[Dataset items]
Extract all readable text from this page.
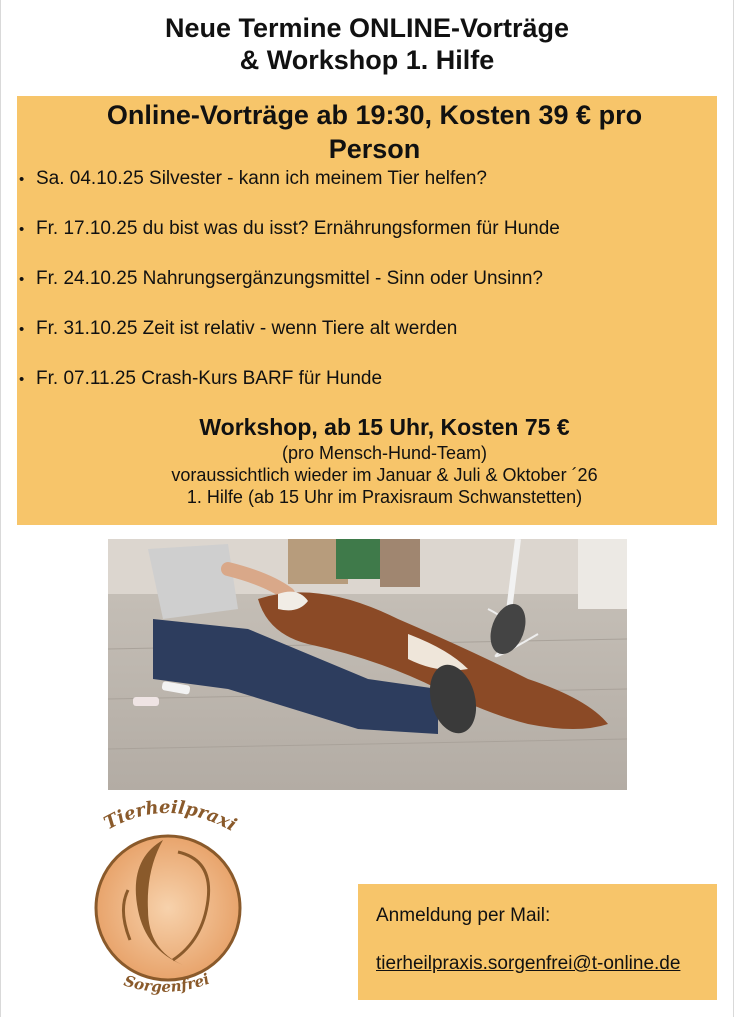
Neue Termine ONLINE-Vorträge
& Workshop 1. Hilfe
Online-Vorträge ab 19:30, Kosten 39 € pro
Person
• Sa. 04.10.25 Silvester - kann ich meinem Tier helfen?
• Fr. 17.10.25 du bist was du isst? Ernährungsformen für Hunde
• Fr. 24.10.25 Nahrungsergänzungsmittel - Sinn oder Unsinn?
• Fr. 31.10.25 Zeit ist relativ - wenn Tiere alt werden
• Fr. 07.11.25 Crash-Kurs BARF für Hunde
Workshop, ab 15 Uhr, Kosten 75 €
(pro Mensch-Hund-Team)
voraussichtlich wieder im Januar & Juli & Oktober ´26
1. Hilfe (ab 15 Uhr im Praxisraum Schwanstetten)
Tierheilpraxi
Sorgenfrei
Anmeldung per Mail:
tierheilpraxis.sorgenfrei@t-online.de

* _Task to complete_: Copy out every line of the material above exactly, skipping the pictures.

* _Full answer_:
Extract all readable text from this page.
Neue Termine ONLINE-Vorträge
& Workshop 1. Hilfe
Online-Vorträge ab 19:30, Kosten 39 € pro
Person
• Sa. 04.10.25 Silvester - kann ich meinem Tier helfen?
• Fr. 17.10.25 du bist was du isst? Ernährungsformen für Hunde
• Fr. 24.10.25 Nahrungsergänzungsmittel - Sinn oder Unsinn?
• Fr. 31.10.25 Zeit ist relativ - wenn Tiere alt werden
• Fr. 07.11.25 Crash-Kurs BARF für Hunde
Workshop, ab 15 Uhr, Kosten 75 €
(pro Mensch-Hund-Team)
voraussichtlich wieder im Januar & Juli & Oktober ´26
1. Hilfe (ab 15 Uhr im Praxisraum Schwanstetten)
Tierheilpraxi
Sorgenfrei
Anmeldung per Mail:
tierheilpraxis.sorgenfrei@t-online.de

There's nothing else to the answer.